>>
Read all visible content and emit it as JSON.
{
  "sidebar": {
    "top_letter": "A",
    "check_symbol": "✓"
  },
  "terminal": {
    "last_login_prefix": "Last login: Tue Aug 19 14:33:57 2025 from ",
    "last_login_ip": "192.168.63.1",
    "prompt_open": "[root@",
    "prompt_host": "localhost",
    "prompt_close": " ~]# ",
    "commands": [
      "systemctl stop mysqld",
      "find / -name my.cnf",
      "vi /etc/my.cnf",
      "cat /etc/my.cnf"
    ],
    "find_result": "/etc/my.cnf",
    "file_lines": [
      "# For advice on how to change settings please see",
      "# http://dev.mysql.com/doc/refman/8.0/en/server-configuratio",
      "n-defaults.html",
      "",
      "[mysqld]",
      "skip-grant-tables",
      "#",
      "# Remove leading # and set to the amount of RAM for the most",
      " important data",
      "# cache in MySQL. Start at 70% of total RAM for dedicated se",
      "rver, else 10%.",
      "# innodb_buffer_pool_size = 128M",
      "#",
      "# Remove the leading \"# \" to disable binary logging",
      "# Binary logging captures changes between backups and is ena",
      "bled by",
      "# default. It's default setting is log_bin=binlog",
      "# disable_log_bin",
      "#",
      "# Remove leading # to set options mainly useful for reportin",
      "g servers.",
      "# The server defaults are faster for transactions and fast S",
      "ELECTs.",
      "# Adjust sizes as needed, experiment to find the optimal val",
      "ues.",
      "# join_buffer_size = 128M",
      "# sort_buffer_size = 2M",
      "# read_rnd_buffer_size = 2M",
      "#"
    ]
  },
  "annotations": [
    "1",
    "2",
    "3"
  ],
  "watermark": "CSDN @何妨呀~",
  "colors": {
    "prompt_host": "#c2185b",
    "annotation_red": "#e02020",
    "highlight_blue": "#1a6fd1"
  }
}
<<
▸ REQUIREMENTS:
Restate each entry exactly, skipping none.

▸ OUTPUT OF THE TASK:
Read all visible content and emit it as JSON.
{
  "sidebar": {
    "top_letter": "A",
    "check_symbol": "✓"
  },
  "terminal": {
    "last_login_prefix": "Last login: Tue Aug 19 14:33:57 2025 from ",
    "last_login_ip": "192.168.63.1",
    "prompt_open": "[root@",
    "prompt_host": "localhost",
    "prompt_close": " ~]# ",
    "commands": [
      "systemctl stop mysqld",
      "find / -name my.cnf",
      "vi /etc/my.cnf",
      "cat /etc/my.cnf"
    ],
    "find_result": "/etc/my.cnf",
    "file_lines": [
      "# For advice on how to change settings please see",
      "# http://dev.mysql.com/doc/refman/8.0/en/server-configuratio",
      "n-defaults.html",
      "",
      "[mysqld]",
      "skip-grant-tables",
      "#",
      "# Remove leading # and set to the amount of RAM for the most",
      " important data",
      "# cache in MySQL. Start at 70% of total RAM for dedicated se",
      "rver, else 10%.",
      "# innodb_buffer_pool_size = 128M",
      "#",
      "# Remove the leading \"# \" to disable binary logging",
      "# Binary logging captures changes between backups and is ena",
      "bled by",
      "# default. It's default setting is log_bin=binlog",
      "# disable_log_bin",
      "#",
      "# Remove leading # to set options mainly useful for reportin",
      "g servers.",
      "# The server defaults are faster for transactions and fast S",
      "ELECTs.",
      "# Adjust sizes as needed, experiment to find the optimal val",
      "ues.",
      "# join_buffer_size = 128M",
      "# sort_buffer_size = 2M",
      "# read_rnd_buffer_size = 2M",
      "#"
    ]
  },
  "annotations": [
    "1",
    "2",
    "3"
  ],
  "watermark": "CSDN @何妨呀~",
  "colors": {
    "prompt_host": "#c2185b",
    "annotation_red": "#e02020",
    "highlight_blue": "#1a6fd1"
  }
}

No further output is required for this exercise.